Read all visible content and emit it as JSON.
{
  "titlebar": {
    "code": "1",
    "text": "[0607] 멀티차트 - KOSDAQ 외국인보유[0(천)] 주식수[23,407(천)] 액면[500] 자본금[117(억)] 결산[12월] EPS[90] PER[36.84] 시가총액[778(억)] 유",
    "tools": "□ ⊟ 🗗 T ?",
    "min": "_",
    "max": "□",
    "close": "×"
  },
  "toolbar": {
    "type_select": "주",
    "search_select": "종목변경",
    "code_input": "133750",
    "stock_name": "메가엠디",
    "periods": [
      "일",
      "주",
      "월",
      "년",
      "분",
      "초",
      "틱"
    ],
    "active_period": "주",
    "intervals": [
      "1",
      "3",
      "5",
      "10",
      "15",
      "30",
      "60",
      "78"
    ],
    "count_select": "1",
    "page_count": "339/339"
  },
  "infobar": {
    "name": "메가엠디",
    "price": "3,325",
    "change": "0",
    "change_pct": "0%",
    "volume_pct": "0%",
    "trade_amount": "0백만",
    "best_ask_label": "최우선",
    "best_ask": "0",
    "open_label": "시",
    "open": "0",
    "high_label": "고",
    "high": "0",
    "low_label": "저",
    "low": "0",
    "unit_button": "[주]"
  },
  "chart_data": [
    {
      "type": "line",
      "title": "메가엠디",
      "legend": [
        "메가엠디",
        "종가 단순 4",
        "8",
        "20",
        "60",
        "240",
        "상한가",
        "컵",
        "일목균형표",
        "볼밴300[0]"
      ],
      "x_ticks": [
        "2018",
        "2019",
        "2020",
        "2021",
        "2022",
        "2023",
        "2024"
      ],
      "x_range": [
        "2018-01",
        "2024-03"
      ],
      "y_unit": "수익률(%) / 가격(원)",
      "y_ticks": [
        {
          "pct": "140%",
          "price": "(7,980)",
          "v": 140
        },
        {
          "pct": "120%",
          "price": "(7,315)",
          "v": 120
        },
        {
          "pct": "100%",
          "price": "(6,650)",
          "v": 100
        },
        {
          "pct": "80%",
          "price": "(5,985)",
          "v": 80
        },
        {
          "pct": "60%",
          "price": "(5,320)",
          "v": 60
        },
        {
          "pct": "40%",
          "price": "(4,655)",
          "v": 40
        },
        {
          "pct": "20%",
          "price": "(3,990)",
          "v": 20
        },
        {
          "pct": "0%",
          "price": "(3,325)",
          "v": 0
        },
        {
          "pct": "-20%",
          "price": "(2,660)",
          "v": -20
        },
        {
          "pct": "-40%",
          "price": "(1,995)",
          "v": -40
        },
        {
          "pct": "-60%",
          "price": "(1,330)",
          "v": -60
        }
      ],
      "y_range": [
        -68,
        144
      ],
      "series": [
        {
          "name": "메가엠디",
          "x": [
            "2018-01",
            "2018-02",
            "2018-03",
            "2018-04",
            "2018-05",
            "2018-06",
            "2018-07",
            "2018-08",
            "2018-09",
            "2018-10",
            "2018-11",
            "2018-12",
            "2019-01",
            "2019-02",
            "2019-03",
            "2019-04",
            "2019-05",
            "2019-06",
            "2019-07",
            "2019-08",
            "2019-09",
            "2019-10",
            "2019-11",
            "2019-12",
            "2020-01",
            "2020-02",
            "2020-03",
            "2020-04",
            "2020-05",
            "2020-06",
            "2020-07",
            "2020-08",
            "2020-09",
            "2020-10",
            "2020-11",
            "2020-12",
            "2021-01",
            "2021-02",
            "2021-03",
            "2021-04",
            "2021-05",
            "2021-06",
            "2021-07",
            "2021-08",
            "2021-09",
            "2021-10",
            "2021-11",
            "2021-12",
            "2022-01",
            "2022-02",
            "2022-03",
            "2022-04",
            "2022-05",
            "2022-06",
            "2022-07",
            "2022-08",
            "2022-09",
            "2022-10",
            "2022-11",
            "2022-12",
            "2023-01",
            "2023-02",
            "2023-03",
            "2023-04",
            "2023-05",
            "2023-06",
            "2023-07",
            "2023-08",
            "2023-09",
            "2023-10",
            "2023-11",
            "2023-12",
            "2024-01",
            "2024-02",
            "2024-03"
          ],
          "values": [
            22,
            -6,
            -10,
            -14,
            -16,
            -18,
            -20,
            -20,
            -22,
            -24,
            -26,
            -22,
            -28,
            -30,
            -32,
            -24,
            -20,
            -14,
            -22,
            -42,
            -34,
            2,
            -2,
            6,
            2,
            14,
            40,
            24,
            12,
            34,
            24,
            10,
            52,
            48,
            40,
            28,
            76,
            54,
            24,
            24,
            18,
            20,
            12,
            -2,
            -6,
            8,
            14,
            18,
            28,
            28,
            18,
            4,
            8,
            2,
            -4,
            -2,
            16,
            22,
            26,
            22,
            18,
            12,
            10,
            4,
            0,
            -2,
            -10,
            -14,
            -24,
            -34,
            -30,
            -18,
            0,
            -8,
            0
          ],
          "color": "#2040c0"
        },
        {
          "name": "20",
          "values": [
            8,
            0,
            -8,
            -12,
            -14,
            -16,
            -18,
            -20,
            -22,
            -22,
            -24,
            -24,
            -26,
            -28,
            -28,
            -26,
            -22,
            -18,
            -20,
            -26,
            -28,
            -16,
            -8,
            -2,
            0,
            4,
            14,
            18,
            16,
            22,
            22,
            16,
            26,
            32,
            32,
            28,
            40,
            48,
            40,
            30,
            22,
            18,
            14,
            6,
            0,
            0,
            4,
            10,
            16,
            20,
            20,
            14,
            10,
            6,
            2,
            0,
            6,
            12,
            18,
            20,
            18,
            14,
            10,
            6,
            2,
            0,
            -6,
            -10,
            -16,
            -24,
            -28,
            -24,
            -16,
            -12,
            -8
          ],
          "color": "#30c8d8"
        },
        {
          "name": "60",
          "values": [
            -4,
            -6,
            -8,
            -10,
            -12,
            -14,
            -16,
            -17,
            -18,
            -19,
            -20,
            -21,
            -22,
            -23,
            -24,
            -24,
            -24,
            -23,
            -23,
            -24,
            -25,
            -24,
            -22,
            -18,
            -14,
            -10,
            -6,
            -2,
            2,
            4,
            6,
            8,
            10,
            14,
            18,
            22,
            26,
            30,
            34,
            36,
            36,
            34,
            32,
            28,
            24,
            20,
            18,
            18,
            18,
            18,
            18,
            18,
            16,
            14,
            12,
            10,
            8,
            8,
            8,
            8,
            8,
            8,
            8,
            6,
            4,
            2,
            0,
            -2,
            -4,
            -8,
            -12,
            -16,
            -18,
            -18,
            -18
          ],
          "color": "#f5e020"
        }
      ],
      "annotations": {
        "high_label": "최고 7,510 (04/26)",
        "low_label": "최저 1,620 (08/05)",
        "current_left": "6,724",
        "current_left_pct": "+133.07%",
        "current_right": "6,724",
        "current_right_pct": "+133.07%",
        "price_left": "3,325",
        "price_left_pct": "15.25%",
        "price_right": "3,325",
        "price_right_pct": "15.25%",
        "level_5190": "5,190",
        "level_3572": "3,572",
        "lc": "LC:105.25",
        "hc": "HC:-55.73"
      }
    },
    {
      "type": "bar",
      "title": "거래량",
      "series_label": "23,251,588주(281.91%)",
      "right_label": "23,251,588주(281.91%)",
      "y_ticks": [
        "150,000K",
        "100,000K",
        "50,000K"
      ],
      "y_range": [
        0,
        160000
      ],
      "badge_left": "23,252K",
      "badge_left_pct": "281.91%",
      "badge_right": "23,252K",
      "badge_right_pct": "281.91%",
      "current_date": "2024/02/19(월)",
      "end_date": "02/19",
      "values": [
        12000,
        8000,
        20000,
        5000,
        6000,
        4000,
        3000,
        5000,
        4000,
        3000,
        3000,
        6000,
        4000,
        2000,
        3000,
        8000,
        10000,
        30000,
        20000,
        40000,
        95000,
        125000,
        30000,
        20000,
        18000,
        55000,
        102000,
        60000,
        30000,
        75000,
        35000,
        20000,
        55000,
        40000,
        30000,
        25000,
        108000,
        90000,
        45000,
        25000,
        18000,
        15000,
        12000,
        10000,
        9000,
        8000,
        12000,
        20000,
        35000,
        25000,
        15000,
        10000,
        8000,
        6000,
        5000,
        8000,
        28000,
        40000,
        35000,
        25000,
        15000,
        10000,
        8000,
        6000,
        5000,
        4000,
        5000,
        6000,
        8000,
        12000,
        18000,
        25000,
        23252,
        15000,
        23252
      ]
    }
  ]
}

-------------------------

— What you should do —
Gather up every line in the data above that contains the word "color", copying each one.

— Completed exercise —
          "color": "#2040c0"
          "color": "#30c8d8"
          "color": "#f5e020"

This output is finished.